**Description of the task**
Below are the records; pull every line that includes "this".
-- START --
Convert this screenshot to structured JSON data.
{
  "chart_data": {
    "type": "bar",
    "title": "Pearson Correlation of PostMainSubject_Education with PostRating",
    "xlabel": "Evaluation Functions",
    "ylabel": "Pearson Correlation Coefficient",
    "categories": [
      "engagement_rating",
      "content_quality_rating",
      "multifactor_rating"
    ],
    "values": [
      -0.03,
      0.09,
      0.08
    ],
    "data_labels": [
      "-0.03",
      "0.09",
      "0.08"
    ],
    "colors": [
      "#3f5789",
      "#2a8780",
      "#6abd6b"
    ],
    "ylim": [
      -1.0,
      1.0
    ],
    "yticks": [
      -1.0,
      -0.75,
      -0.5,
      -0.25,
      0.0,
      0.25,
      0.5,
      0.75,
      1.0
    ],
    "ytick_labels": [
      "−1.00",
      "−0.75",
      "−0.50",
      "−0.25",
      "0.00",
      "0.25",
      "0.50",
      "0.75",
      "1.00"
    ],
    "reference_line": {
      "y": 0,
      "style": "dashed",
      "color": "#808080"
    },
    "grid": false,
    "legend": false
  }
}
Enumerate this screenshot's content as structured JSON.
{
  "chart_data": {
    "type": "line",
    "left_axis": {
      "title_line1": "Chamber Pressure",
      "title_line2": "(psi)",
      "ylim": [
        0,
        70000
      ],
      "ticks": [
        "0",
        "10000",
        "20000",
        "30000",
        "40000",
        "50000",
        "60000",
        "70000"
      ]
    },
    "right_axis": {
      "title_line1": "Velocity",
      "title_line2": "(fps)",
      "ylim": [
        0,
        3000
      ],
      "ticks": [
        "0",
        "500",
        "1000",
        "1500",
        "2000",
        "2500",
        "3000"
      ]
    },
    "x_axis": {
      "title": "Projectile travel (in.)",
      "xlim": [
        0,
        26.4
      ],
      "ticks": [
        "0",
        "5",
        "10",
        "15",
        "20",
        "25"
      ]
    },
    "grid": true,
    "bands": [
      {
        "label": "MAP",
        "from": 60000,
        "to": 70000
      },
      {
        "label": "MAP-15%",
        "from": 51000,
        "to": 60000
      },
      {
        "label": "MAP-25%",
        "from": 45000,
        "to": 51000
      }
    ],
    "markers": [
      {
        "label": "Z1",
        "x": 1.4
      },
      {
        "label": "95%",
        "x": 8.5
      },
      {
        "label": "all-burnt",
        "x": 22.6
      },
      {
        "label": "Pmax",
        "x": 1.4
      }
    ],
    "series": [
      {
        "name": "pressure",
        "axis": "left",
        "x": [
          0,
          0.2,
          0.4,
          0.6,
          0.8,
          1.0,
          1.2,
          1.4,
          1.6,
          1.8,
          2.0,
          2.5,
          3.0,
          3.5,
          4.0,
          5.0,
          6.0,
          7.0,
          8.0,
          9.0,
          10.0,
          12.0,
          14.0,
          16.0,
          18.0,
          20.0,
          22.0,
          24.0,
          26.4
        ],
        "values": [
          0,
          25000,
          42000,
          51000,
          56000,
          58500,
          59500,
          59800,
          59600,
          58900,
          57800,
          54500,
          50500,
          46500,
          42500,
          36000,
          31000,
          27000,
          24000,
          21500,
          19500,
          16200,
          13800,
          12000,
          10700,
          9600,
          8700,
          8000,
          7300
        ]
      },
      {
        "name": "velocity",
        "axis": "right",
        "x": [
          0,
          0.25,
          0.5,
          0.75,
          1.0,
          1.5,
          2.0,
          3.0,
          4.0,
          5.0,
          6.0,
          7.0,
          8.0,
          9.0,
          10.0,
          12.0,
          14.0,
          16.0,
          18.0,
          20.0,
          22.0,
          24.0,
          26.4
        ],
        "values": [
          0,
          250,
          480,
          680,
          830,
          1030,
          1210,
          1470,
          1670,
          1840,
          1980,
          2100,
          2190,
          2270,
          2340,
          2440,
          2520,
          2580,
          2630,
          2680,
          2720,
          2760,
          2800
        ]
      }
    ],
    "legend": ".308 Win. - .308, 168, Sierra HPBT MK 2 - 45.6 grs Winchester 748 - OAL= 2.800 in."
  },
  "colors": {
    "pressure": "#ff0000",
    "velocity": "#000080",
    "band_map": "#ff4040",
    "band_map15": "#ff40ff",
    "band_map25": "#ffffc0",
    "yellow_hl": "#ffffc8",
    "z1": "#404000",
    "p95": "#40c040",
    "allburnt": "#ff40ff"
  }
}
-- END --
**Reply to the exercise**
Convert this screenshot to structured JSON data.
Enumerate this screenshot's content as structured JSON.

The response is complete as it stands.